● WHAT IS EXPECTED
Reproduce each line of the material precisely.

↓↓↓

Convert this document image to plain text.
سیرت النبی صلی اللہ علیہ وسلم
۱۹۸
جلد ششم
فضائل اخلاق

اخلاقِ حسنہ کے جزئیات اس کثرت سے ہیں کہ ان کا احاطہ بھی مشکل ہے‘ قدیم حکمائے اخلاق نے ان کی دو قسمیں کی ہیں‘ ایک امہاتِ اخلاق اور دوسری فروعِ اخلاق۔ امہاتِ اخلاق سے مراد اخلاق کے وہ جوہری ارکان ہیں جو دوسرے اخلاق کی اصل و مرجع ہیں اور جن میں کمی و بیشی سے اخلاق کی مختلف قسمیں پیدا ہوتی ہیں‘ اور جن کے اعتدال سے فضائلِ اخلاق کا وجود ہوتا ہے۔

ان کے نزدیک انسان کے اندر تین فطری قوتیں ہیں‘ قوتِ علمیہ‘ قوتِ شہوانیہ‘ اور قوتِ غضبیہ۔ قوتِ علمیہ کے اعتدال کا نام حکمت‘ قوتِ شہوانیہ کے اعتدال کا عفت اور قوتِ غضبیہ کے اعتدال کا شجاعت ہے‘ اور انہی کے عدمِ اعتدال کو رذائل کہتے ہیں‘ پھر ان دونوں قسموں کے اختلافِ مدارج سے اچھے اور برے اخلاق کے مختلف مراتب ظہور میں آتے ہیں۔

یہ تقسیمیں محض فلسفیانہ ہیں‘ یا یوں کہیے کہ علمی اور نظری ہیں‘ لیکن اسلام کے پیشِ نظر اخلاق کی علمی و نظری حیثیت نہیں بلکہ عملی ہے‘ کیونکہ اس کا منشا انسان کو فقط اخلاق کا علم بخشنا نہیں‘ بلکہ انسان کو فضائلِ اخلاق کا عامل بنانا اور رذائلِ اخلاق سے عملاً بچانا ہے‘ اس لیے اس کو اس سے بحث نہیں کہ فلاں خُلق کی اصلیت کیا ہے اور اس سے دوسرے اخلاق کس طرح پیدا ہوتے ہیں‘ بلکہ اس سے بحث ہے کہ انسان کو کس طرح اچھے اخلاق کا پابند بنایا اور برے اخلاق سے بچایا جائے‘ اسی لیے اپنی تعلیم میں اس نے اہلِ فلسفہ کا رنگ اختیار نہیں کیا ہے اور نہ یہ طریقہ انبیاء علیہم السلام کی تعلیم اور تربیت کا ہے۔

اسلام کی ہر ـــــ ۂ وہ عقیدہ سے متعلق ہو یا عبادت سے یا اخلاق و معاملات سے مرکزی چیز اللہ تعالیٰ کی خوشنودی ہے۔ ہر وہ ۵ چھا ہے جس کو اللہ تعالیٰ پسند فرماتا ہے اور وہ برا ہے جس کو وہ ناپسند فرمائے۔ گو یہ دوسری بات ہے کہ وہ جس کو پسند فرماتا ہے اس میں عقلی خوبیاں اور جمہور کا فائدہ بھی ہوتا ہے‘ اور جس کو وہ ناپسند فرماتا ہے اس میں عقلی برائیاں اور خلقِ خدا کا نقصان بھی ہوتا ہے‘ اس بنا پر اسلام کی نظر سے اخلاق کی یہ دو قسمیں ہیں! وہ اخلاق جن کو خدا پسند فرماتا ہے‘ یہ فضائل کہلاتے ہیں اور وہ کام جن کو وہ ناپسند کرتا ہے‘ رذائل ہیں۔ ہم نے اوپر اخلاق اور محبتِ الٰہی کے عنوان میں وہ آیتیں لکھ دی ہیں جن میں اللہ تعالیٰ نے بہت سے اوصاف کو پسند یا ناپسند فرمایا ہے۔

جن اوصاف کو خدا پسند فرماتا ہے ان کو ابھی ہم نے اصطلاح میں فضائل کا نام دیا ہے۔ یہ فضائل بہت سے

↑↑↑

● TASK RESPONSE
Convert this document image to plain text.
سیرت النبی صلی اللہ علیہ وسلم
۱۹۸
جلد ششم
فضائل اخلاق

اخلاقِ حسنہ کے جزئیات اس کثرت سے ہیں کہ ان کا احاطہ بھی مشکل ہے‘ قدیم حکمائے اخلاق نے ان کی دو قسمیں کی ہیں‘ ایک امہاتِ اخلاق اور دوسری فروعِ اخلاق۔ امہاتِ اخلاق سے مراد اخلاق کے وہ جوہری ارکان ہیں جو دوسرے اخلاق کی اصل و مرجع ہیں اور جن میں کمی و بیشی سے اخلاق کی مختلف قسمیں پیدا ہوتی ہیں‘ اور جن کے اعتدال سے فضائلِ اخلاق کا وجود ہوتا ہے۔

ان کے نزدیک انسان کے اندر تین فطری قوتیں ہیں‘ قوتِ علمیہ‘ قوتِ شہوانیہ‘ اور قوتِ غضبیہ۔ قوتِ علمیہ کے اعتدال کا نام حکمت‘ قوتِ شہوانیہ کے اعتدال کا عفت اور قوتِ غضبیہ کے اعتدال کا شجاعت ہے‘ اور انہی کے عدمِ اعتدال کو رذائل کہتے ہیں‘ پھر ان دونوں قسموں کے اختلافِ مدارج سے اچھے اور برے اخلاق کے مختلف مراتب ظہور میں آتے ہیں۔

یہ تقسیمیں محض فلسفیانہ ہیں‘ یا یوں کہیے کہ علمی اور نظری ہیں‘ لیکن اسلام کے پیشِ نظر اخلاق کی علمی و نظری حیثیت نہیں بلکہ عملی ہے‘ کیونکہ اس کا منشا انسان کو فقط اخلاق کا علم بخشنا نہیں‘ بلکہ انسان کو فضائلِ اخلاق کا عامل بنانا اور رذائلِ اخلاق سے عملاً بچانا ہے‘ اس لیے اس کو اس سے بحث نہیں کہ فلاں خُلق کی اصلیت کیا ہے اور اس سے دوسرے اخلاق کس طرح پیدا ہوتے ہیں‘ بلکہ اس سے بحث ہے کہ انسان کو کس طرح اچھے اخلاق کا پابند بنایا اور برے اخلاق سے بچایا جائے‘ اسی لیے اپنی تعلیم میں اس نے اہلِ فلسفہ کا رنگ اختیار نہیں کیا ہے اور نہ یہ طریقہ انبیاء علیہم السلام کی تعلیم اور تربیت کا ہے۔

اسلام کی ہر ـــــ ۂ وہ عقیدہ سے متعلق ہو یا عبادت سے یا اخلاق و معاملات سے مرکزی چیز اللہ تعالیٰ کی خوشنودی ہے۔ ہر وہ ۵ چھا ہے جس کو اللہ تعالیٰ پسند فرماتا ہے اور وہ برا ہے جس کو وہ ناپسند فرمائے۔ گو یہ دوسری بات ہے کہ وہ جس کو پسند فرماتا ہے اس میں عقلی خوبیاں اور جمہور کا فائدہ بھی ہوتا ہے‘ اور جس کو وہ ناپسند فرماتا ہے اس میں عقلی برائیاں اور خلقِ خدا کا نقصان بھی ہوتا ہے‘ اس بنا پر اسلام کی نظر سے اخلاق کی یہ دو قسمیں ہیں! وہ اخلاق جن کو خدا پسند فرماتا ہے‘ یہ فضائل کہلاتے ہیں اور وہ کام جن کو وہ ناپسند کرتا ہے‘ رذائل ہیں۔ ہم نے اوپر اخلاق اور محبتِ الٰہی کے عنوان میں وہ آیتیں لکھ دی ہیں جن میں اللہ تعالیٰ نے بہت سے اوصاف کو پسند یا ناپسند فرمایا ہے۔

جن اوصاف کو خدا پسند فرماتا ہے ان کو ابھی ہم نے اصطلاح میں فضائل کا نام دیا ہے۔ یہ فضائل بہت سے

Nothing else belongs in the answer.